======== LISTED ENTRIES ========

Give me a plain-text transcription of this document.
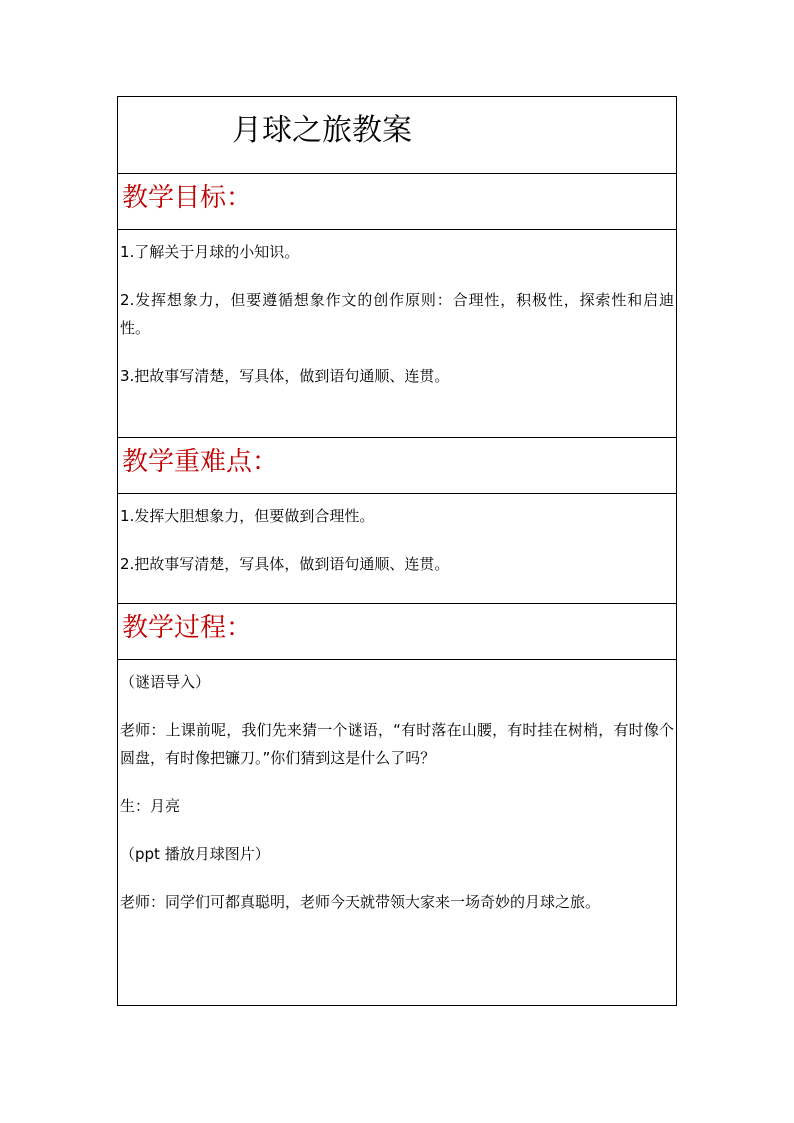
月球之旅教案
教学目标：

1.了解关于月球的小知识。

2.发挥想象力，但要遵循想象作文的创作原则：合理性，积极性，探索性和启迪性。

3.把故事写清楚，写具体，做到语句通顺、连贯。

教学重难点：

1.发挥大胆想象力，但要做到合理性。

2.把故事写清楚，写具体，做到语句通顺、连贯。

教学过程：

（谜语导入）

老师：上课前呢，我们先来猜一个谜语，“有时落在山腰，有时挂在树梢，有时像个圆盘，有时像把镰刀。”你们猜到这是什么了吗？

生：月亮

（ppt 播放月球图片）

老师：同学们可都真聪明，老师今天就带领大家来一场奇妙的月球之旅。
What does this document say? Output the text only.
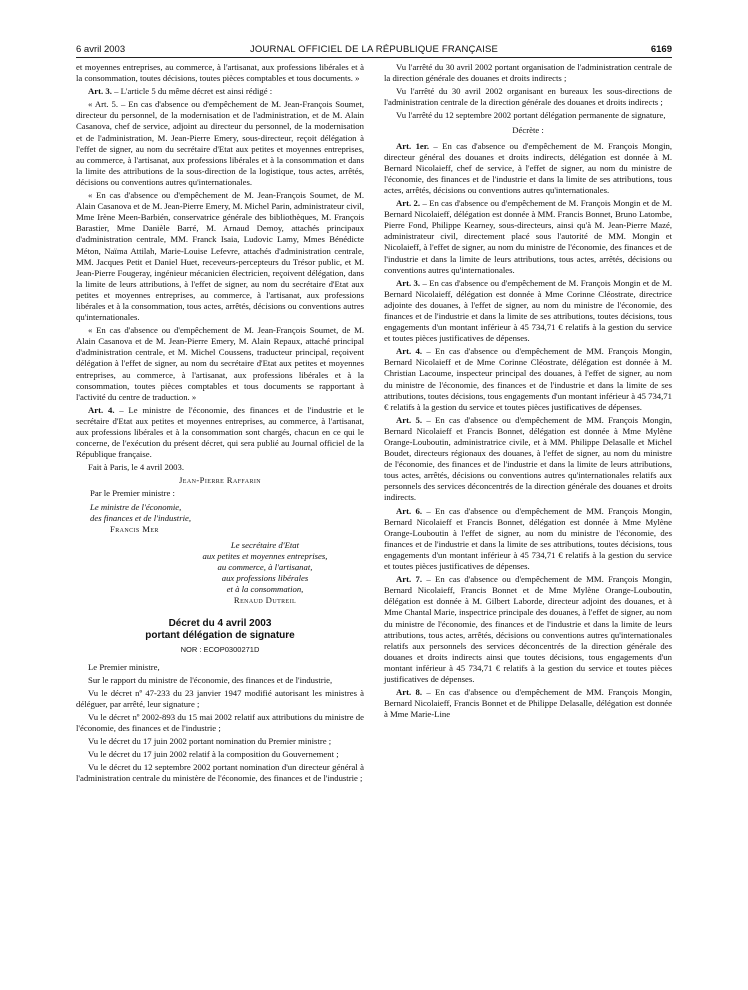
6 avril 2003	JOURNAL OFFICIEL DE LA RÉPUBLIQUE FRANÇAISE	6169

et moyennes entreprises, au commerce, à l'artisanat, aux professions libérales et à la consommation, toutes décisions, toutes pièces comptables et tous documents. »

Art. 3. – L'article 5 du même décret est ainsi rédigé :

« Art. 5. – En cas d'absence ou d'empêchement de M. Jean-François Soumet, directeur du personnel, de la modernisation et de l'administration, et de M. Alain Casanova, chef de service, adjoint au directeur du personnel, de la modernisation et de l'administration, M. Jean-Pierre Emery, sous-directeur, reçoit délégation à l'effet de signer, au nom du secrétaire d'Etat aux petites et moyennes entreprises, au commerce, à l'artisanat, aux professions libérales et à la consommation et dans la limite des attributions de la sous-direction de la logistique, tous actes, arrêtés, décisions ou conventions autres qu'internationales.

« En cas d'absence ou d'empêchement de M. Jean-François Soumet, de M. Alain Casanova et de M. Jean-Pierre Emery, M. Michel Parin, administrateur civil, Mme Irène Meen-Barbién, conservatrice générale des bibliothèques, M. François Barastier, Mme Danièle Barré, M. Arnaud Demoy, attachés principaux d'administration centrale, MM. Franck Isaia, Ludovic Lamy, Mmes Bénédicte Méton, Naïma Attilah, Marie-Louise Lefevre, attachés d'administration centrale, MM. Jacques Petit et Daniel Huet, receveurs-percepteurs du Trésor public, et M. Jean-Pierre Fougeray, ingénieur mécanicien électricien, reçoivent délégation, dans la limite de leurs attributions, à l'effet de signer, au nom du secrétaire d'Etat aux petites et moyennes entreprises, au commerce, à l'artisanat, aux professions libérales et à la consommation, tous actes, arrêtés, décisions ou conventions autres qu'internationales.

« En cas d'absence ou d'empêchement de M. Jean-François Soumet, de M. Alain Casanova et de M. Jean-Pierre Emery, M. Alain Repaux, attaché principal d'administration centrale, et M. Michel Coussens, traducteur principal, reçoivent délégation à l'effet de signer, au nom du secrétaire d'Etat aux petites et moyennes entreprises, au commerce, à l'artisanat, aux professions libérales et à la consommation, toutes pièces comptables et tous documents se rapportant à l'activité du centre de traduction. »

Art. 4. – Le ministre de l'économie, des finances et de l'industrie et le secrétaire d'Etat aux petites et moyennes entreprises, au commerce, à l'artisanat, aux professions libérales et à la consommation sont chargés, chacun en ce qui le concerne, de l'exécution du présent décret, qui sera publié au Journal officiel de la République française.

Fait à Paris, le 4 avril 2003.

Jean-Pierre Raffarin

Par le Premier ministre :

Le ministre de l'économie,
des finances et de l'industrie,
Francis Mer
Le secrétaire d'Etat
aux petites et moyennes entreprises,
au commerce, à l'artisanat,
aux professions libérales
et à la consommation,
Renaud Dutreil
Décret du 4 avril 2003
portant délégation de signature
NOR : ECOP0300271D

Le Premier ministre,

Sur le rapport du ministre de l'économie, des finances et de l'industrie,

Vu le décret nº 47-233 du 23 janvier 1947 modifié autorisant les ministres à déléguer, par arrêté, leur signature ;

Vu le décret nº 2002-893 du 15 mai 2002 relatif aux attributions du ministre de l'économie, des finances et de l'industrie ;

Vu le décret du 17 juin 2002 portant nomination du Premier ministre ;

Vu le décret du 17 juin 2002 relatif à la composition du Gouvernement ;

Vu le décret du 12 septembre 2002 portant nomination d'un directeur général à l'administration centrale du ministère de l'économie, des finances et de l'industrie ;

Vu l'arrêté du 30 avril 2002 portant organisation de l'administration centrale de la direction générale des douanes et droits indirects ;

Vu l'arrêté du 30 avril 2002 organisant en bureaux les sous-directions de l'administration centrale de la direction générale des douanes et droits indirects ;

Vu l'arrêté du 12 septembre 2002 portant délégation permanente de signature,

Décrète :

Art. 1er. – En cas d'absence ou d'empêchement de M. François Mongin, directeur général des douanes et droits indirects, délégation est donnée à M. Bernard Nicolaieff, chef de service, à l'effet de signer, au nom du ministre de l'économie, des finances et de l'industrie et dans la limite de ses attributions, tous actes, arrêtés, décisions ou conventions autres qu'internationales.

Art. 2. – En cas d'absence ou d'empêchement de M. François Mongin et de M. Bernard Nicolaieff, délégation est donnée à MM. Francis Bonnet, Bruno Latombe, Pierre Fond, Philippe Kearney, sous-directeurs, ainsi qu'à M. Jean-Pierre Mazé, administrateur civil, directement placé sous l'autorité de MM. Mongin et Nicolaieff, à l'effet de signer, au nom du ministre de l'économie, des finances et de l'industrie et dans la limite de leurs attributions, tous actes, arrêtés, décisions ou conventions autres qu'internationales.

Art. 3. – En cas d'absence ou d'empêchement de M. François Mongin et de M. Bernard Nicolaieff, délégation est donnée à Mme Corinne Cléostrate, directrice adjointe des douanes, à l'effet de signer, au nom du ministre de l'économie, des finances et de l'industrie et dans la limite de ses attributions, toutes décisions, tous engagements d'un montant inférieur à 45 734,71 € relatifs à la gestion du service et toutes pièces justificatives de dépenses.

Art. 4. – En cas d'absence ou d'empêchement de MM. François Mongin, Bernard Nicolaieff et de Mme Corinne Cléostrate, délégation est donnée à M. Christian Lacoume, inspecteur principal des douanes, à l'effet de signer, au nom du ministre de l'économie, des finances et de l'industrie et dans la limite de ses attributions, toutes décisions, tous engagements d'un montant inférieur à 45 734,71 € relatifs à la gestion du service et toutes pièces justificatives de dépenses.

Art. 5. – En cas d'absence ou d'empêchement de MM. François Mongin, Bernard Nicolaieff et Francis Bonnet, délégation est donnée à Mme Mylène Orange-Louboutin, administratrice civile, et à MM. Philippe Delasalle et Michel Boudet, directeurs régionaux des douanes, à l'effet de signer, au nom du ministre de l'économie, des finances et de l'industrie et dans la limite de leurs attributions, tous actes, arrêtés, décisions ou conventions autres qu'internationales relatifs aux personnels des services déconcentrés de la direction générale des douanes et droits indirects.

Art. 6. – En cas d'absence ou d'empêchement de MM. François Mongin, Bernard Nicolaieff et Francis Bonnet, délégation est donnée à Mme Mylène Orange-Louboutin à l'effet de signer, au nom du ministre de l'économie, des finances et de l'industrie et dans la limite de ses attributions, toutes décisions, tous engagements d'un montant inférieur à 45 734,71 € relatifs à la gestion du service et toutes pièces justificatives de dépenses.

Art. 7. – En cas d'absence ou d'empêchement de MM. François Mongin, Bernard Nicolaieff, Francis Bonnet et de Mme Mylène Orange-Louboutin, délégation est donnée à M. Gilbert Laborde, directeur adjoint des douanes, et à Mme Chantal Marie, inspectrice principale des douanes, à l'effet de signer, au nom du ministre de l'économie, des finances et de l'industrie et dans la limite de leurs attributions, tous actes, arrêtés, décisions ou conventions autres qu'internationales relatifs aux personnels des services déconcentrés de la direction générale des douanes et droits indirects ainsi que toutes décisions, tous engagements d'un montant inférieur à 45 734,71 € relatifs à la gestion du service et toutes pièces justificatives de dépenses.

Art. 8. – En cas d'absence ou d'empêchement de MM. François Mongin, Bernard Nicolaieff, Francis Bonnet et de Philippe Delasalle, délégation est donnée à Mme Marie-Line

========

GOAL: Count each line above in which the string "Premier" appears, then state only the total.

OUTPUT FOR THIS EXERCISE: 3